- Text provided:
Two yellow finches fritter away a hot July afternoon among the flowers at Shelburne Farms, and it’s easy to imagine yourself back in the early 1900s, when Lila Vanderbilt Webb was still in charge of the garden. For the past 17 years, Birgit Deeds has carried on her predecessor’s passion for planting by tending the beds of annuals and perennials overlooking Lake Champlain. As head gardener, a volunteer position, the 67-year-old Charlotte resident is keenly aware of the legacy.

On less than an acre, the terraced garden flourishes behind the Inn at Shelburne Farms, a sprawling, 19th-century, Queen Anne-style mansion that was once home to the railroad-wealthy Webb family. Frederick Law Olmstead, the landscape architect who designed New York City’s Central Park and Montréal’s Mount Royal, helped plan the Webb’s agricultural estate on a 3000-acre Chittenden County spread.

It was the Victorian era. “Lila wore dresses that reached to the ground, with long sleeves and high collars,” according to The House at Shelburne Farms, a 1992 book by Joe Sherman. “A bonnet or hat was usually perched on her long hair.”

- Instructions for the task: List every person named by full name in the passage about the Shelburne Farms garden.

Labeled box records
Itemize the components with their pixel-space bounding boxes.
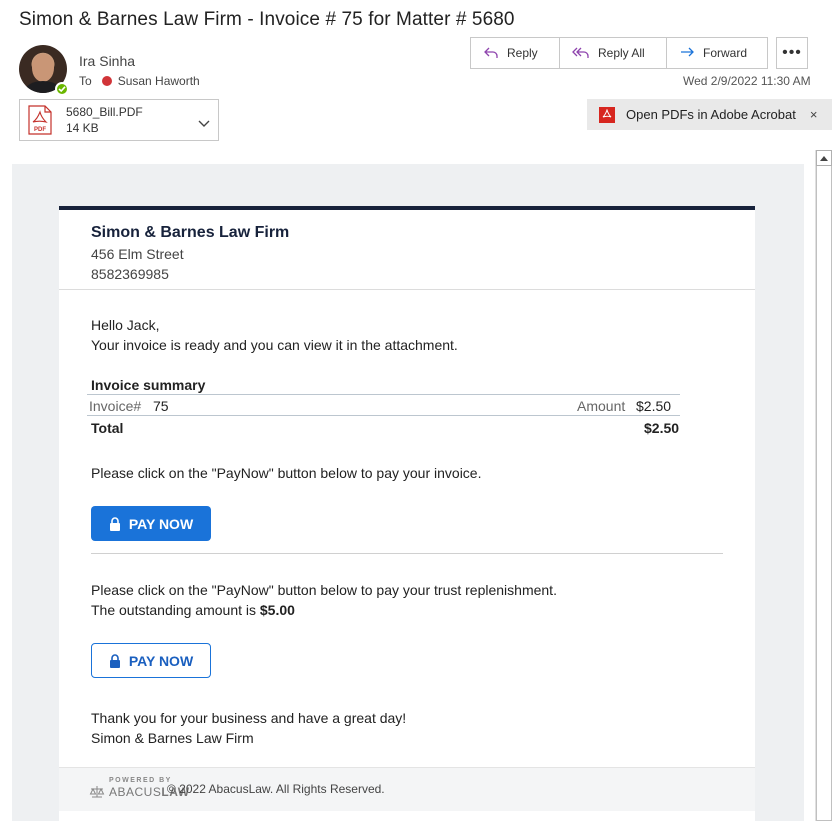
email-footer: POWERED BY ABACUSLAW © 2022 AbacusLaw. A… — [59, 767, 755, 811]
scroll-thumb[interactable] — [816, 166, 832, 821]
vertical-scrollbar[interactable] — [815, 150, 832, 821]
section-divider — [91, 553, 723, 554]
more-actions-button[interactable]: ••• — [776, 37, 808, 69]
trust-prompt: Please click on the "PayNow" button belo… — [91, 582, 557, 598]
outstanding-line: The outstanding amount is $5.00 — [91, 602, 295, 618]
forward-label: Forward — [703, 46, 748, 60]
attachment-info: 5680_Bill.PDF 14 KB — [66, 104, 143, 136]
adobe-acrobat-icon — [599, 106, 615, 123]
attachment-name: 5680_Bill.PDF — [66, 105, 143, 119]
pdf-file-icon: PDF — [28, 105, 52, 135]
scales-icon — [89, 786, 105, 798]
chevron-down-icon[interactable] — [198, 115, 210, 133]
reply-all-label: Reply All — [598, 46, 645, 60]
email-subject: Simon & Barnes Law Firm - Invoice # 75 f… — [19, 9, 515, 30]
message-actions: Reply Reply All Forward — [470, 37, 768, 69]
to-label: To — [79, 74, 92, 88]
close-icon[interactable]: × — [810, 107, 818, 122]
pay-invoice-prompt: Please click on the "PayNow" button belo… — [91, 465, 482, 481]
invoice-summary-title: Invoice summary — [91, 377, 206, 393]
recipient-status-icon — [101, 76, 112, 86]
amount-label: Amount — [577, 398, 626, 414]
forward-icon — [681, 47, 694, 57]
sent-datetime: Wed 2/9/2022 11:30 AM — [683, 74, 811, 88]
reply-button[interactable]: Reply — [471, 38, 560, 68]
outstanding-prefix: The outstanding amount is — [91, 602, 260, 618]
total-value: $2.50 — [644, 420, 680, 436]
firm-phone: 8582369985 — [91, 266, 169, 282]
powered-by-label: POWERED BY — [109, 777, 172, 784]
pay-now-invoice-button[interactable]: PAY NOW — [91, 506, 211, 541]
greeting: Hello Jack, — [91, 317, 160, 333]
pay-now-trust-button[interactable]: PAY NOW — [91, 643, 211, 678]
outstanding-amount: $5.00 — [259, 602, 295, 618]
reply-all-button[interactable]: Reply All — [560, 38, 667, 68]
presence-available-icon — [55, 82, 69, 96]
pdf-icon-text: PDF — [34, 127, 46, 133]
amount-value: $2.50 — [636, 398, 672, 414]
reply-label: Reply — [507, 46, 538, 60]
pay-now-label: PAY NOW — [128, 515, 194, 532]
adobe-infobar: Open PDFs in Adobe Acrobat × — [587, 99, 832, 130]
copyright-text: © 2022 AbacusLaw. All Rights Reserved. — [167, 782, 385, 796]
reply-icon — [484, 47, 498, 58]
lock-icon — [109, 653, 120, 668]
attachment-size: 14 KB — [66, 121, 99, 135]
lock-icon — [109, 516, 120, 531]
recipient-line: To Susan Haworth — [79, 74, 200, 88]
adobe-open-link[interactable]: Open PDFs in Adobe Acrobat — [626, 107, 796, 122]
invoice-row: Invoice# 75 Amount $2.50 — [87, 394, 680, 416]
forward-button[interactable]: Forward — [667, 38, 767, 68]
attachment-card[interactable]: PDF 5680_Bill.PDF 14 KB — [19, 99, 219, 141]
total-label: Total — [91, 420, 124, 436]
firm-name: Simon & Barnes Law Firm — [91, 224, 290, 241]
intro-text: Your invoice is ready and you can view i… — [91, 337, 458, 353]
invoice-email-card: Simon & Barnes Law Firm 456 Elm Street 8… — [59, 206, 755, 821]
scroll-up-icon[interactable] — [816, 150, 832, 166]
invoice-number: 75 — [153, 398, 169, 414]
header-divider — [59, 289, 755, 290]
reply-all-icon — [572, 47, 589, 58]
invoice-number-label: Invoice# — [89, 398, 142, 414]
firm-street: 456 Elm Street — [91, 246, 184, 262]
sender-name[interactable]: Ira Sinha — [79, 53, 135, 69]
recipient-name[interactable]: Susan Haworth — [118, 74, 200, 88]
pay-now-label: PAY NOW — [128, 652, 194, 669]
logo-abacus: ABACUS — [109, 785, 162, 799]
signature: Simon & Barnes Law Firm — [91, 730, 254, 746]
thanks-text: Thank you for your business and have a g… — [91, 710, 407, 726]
==
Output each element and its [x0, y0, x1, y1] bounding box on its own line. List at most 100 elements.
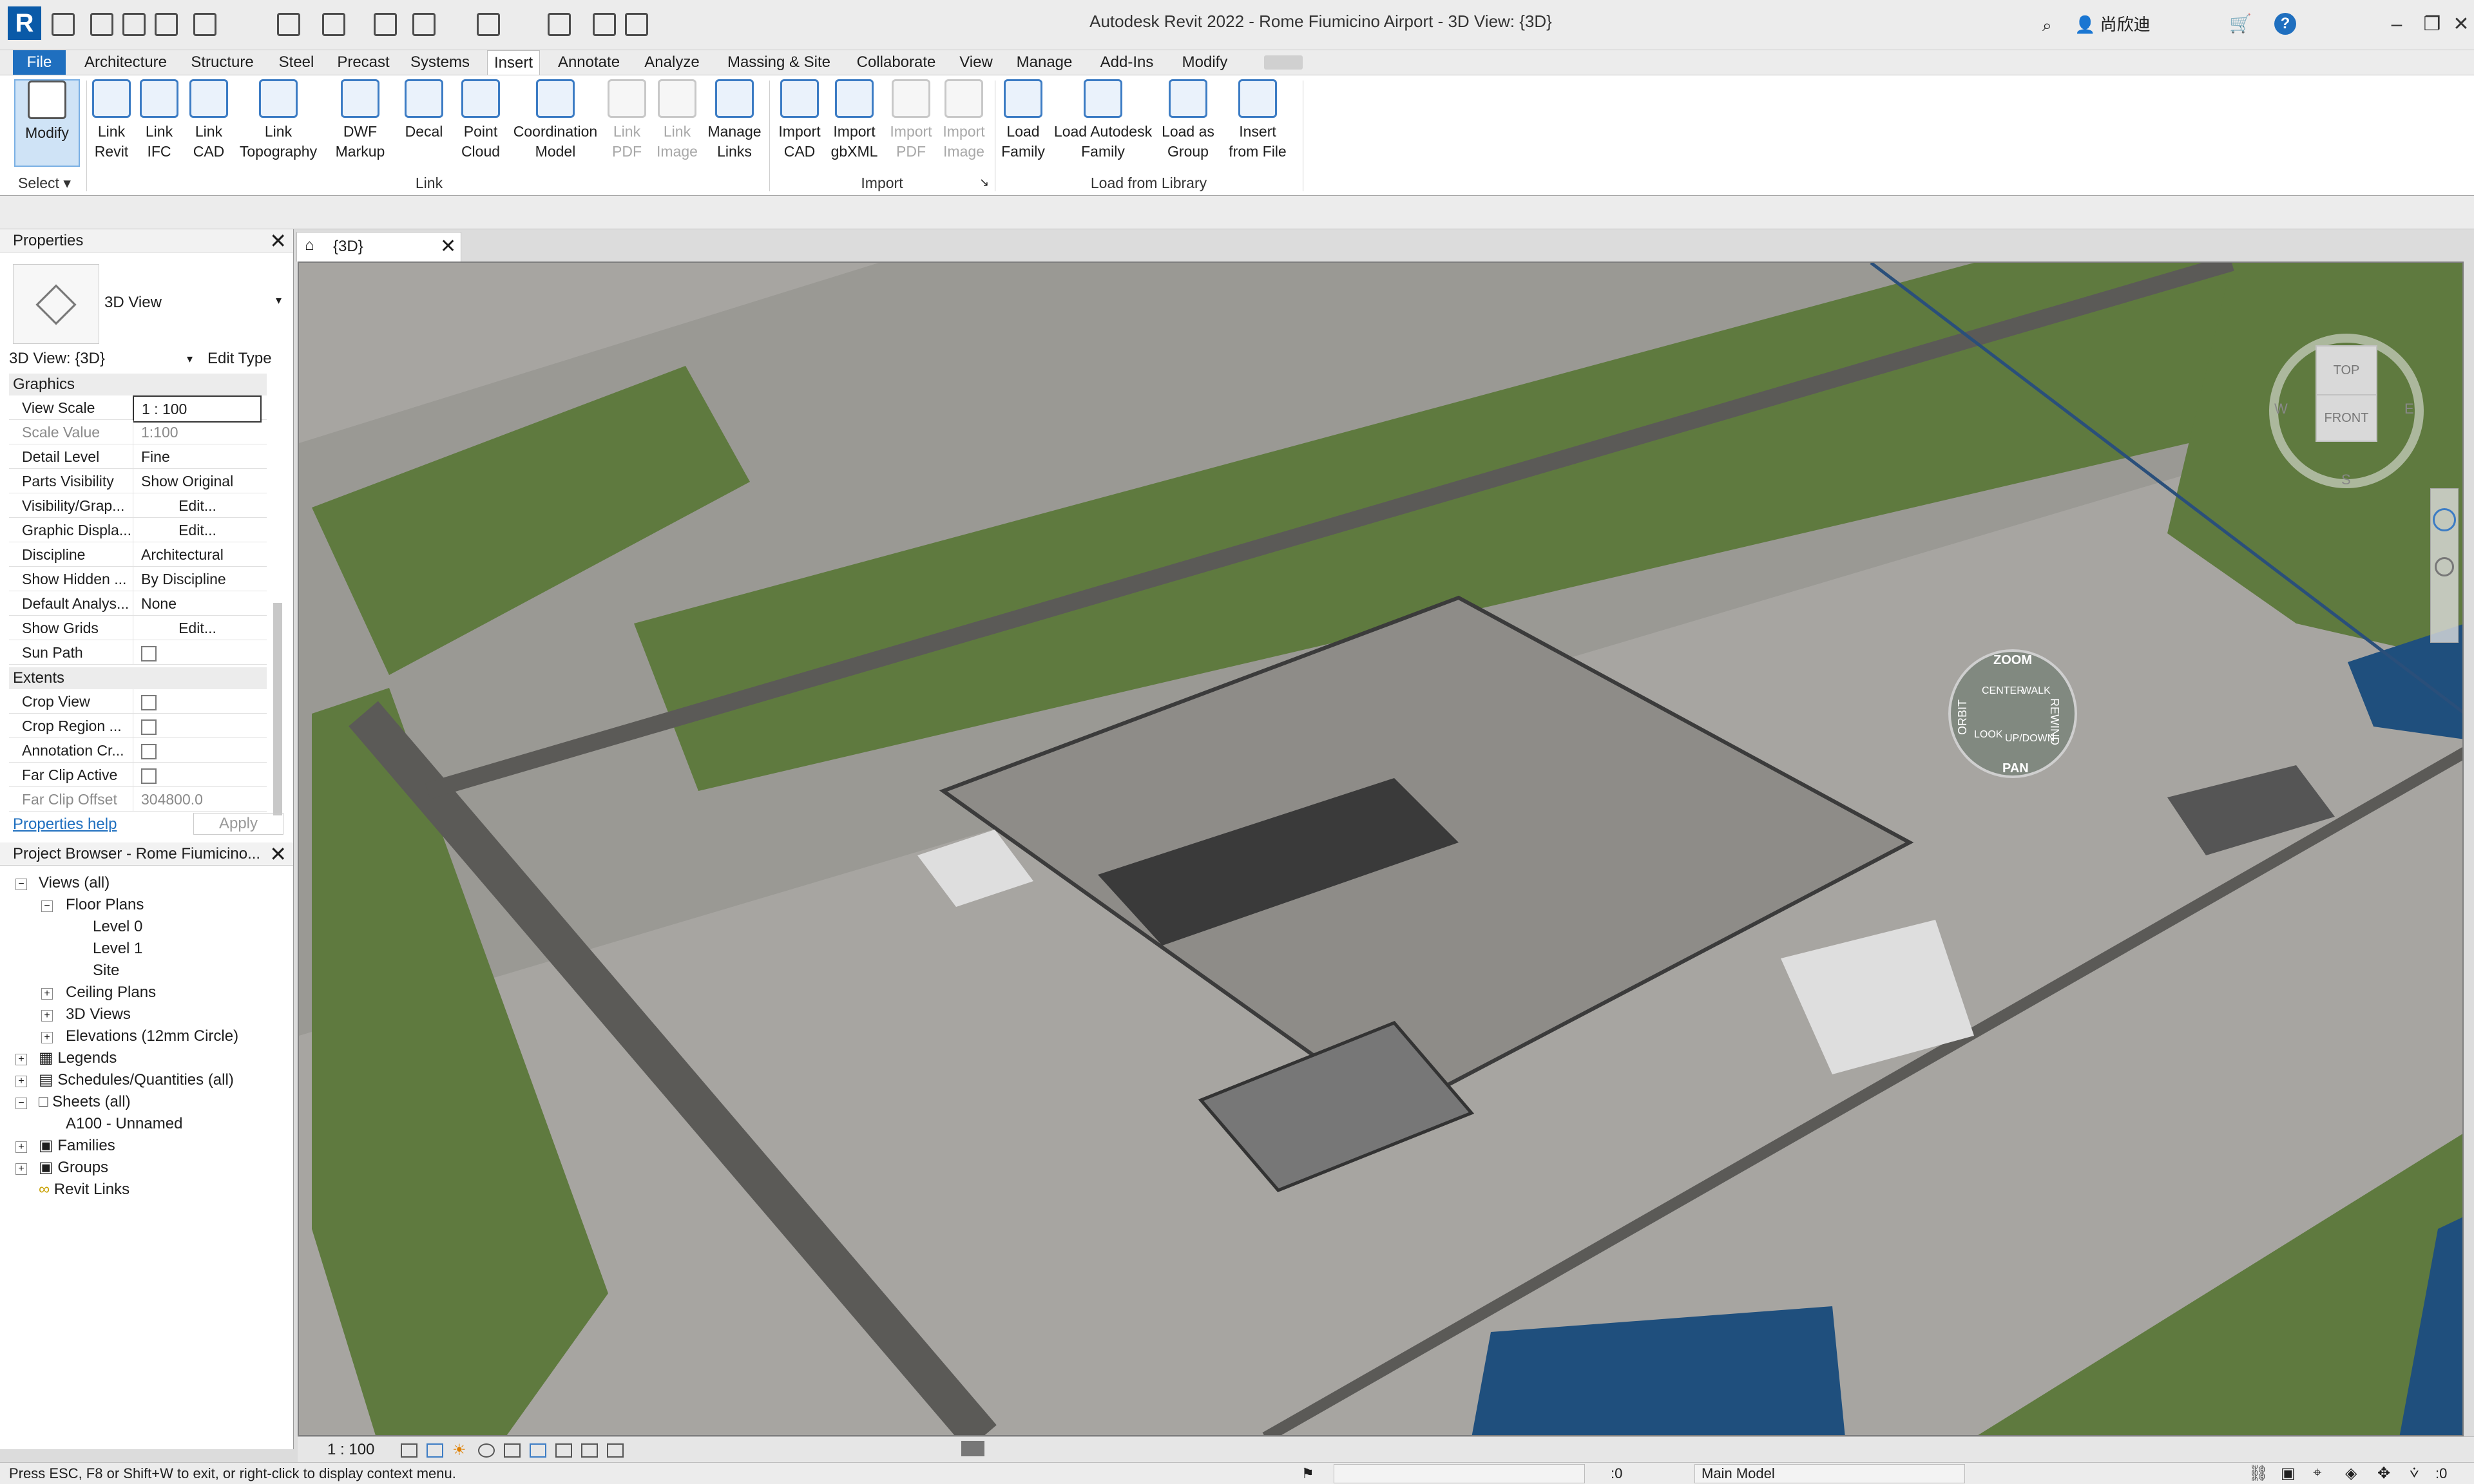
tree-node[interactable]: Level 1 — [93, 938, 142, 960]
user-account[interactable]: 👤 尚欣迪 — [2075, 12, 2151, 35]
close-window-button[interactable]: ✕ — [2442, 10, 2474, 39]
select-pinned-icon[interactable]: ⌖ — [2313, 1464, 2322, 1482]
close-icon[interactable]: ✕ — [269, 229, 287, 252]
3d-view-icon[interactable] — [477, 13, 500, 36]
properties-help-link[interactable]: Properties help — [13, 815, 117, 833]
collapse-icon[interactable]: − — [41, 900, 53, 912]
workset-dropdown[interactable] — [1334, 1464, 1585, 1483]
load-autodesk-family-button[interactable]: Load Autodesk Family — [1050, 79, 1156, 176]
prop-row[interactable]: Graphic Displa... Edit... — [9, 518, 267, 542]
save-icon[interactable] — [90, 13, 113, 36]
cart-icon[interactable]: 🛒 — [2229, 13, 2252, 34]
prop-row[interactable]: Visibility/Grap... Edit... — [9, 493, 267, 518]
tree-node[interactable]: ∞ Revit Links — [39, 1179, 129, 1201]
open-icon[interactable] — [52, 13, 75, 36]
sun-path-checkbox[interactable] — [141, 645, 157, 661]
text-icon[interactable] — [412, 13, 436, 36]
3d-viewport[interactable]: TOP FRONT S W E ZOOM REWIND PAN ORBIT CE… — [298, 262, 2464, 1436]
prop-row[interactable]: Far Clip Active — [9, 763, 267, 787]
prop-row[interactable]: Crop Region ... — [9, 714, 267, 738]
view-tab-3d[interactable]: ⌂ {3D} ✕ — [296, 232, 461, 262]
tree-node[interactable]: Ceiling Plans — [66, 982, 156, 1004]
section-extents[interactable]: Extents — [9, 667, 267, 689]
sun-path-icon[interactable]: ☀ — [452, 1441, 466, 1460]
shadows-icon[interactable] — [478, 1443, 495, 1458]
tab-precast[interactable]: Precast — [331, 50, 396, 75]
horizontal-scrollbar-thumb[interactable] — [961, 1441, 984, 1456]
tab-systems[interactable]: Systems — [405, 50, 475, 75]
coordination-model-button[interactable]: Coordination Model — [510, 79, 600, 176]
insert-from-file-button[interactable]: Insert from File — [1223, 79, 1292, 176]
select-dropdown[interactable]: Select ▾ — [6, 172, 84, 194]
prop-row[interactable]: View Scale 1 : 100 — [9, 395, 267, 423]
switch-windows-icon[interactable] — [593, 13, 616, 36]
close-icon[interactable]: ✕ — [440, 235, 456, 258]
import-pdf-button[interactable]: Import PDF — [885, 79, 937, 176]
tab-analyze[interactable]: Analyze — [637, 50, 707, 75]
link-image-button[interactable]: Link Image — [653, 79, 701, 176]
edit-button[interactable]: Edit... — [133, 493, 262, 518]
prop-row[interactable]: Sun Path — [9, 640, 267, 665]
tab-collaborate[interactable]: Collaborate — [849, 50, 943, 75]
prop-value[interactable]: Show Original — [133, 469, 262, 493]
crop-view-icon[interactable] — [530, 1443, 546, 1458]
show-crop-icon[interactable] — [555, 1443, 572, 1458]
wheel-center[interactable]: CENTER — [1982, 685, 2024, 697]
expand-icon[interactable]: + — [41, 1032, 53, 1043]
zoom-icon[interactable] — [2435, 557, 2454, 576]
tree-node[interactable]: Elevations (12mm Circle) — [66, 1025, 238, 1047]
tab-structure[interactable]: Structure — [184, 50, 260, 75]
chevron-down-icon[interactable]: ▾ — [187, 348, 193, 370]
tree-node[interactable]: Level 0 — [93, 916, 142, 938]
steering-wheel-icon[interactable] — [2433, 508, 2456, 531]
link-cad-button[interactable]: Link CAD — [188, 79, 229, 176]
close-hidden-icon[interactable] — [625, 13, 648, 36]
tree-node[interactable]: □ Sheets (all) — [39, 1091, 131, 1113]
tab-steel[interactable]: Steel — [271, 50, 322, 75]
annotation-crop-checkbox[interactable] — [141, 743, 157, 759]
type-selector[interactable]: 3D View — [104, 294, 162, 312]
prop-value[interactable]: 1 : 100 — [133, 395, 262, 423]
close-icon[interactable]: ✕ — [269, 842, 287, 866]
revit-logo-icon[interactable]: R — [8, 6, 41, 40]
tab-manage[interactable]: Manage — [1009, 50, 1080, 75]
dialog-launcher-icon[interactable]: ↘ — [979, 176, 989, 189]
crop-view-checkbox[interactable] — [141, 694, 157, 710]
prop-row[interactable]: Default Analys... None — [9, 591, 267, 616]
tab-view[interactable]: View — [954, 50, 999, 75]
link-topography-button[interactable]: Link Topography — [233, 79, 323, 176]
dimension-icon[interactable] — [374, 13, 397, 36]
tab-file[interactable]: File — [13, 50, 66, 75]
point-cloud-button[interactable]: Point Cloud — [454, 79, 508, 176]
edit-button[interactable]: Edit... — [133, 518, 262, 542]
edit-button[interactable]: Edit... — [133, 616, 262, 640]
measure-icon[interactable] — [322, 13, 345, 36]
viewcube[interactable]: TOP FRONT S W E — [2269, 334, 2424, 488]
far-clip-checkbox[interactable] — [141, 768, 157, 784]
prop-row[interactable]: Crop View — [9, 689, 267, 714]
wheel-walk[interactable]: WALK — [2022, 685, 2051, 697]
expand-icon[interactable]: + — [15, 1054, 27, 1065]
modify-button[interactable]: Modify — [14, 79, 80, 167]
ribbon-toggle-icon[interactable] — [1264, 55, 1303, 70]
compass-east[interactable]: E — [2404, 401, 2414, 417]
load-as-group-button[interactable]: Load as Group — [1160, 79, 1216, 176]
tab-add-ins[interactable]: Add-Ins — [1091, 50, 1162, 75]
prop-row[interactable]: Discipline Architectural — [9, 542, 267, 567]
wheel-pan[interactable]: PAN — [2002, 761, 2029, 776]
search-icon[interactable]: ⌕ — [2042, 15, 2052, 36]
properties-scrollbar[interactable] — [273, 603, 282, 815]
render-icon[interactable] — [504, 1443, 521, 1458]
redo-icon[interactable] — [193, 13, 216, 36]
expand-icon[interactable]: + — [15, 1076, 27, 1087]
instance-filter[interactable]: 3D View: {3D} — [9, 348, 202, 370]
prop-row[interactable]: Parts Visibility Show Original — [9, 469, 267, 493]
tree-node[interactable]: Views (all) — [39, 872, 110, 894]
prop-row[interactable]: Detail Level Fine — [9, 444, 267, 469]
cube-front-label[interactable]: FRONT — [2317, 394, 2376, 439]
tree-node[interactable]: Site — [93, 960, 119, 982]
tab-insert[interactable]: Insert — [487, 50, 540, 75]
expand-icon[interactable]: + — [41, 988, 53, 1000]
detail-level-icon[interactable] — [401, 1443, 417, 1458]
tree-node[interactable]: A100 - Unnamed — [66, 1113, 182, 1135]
---
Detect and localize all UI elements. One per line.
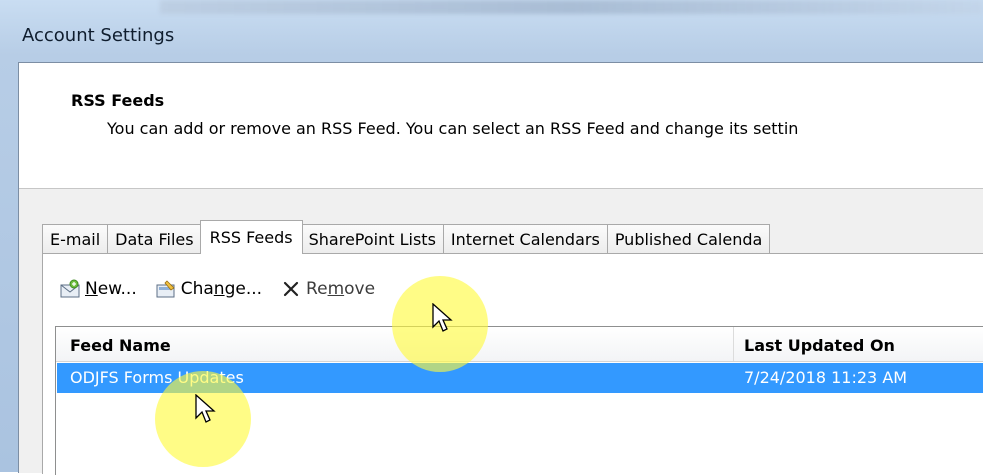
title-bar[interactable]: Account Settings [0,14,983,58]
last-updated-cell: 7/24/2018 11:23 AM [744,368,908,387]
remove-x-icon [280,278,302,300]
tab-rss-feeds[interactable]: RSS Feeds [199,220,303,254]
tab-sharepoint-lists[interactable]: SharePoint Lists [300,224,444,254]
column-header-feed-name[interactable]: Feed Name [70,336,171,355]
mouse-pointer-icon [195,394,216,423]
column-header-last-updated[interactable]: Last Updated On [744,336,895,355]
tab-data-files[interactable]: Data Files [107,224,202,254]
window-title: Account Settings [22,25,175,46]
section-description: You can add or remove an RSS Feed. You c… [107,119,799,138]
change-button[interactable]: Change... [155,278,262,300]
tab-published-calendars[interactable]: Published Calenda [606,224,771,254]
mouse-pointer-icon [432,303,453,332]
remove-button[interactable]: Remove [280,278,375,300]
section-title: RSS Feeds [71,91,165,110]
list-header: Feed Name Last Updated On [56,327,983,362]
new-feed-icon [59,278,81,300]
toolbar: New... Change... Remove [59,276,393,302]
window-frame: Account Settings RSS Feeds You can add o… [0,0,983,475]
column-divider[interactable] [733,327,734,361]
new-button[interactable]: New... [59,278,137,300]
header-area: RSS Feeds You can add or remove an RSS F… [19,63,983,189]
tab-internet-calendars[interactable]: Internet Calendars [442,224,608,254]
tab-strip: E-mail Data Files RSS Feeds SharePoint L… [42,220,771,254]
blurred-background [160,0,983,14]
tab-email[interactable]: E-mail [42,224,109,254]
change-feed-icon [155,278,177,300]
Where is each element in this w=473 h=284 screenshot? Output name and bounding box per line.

- Reply:
Lila Vanderbilt Webb
Birgit Deeds
Frederick Law Olmstead
Joe Sherman